Task list:
• A. In the article on churchgoing teens, how much more likely are religiously affiliated youth to enroll in college than their unaffiliated peers?
• B. Please summarize the article on churchgoing teens in two sentences.

======== Page excerpt

Study: Churchgoing Teens Go Further with School
Jim LiebeltJim is Senior Writer, Editor and Researcher for the HomeWord Center for Youth and Family at Azusa Pacific University. Jim has over 25 years of experience as a youth and family ministry specialist, and has been on the HomeWord staff since 1998. He has served over the years as a pastor, author, youth ministry trainer, adjunct college instructor and speaker. Jim’s culture blog and parenting articles appear on HomeWord.com. Jim is a contributing author of culture and parenting articles to Crosswalk.com. Jim and his wife Jenny live in Olympia, WA.
- 2012 Nov 05
Sociologists from Brigham Young University and Rice University found religiously-affiliated youth are 40 percent more likely to graduate high school than their unaffiliated peers and 70 percent more likely to enroll in college.
The researchers note that teens' fellow church-goers are an important factor, serving as mentors who help teens set their sights high.
"Youth have a unique chance to form relationships with peers and mentors outside of their classroom at school or their neighborhood at home," said Lance Erickson, the lead study author and a sociologist at BYU. "Mentors especially care for, counsel with and encourage youth throughout their growing years in a way that teachers and parents might not be able to."
Erickson and co-author James Phillips of Rice University studied data from more than 8,379 teens across the country.
Across all faiths, Erickson's new study found that measures of religious participation and spirituality are positively associated with higher educational attainment. Church attendance, for example, was especially predictive of high school graduation, while prayer was more influential for college enrollment.
Interestingly, Erickson and Phillips found mentors with a religious background have essentially the same effect as educators who mentor students.
"Having a non-parent, adult figure who provides positive behavioral encouragement and that a teenager feels comfortable approaching is huge," Phillips said. "Here we see just how far-reaching those religious mentorships are, even to the point of influencing college enrollment as effectively as mentors who are strictly from educational settings, such as teachers or coaches."

================
======== Listed records

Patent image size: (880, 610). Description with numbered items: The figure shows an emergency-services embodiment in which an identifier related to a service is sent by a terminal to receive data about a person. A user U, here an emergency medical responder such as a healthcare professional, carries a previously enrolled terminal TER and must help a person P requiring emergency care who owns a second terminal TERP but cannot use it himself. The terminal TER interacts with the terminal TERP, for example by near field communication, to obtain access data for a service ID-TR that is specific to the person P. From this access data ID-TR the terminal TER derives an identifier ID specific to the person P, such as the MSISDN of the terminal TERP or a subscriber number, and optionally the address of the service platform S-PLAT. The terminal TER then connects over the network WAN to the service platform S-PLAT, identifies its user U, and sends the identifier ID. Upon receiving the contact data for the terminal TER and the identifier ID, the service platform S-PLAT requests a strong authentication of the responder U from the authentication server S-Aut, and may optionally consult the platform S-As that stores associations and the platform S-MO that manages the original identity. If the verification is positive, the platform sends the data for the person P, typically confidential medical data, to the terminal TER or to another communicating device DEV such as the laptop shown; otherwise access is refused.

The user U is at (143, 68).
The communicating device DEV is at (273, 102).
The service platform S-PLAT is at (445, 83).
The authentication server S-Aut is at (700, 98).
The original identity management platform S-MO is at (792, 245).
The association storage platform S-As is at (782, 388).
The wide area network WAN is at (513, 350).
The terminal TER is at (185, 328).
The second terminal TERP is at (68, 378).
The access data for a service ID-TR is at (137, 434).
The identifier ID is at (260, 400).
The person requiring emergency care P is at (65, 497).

================

Results of the tasks:
• A. They are 70 percent more likely to enroll in college.

• B. Sociologists from Brigham Young University and Rice University found that religiously affiliated youth are 40 percent more likely to graduate high school and 70 percent more likely to enroll in college than their unaffiliated peers. The researchers point to fellow churchgoers who serve as mentors and help teens set their sights high, and they found that mentors with a religious background have essentially the same effect as educators who mentor students.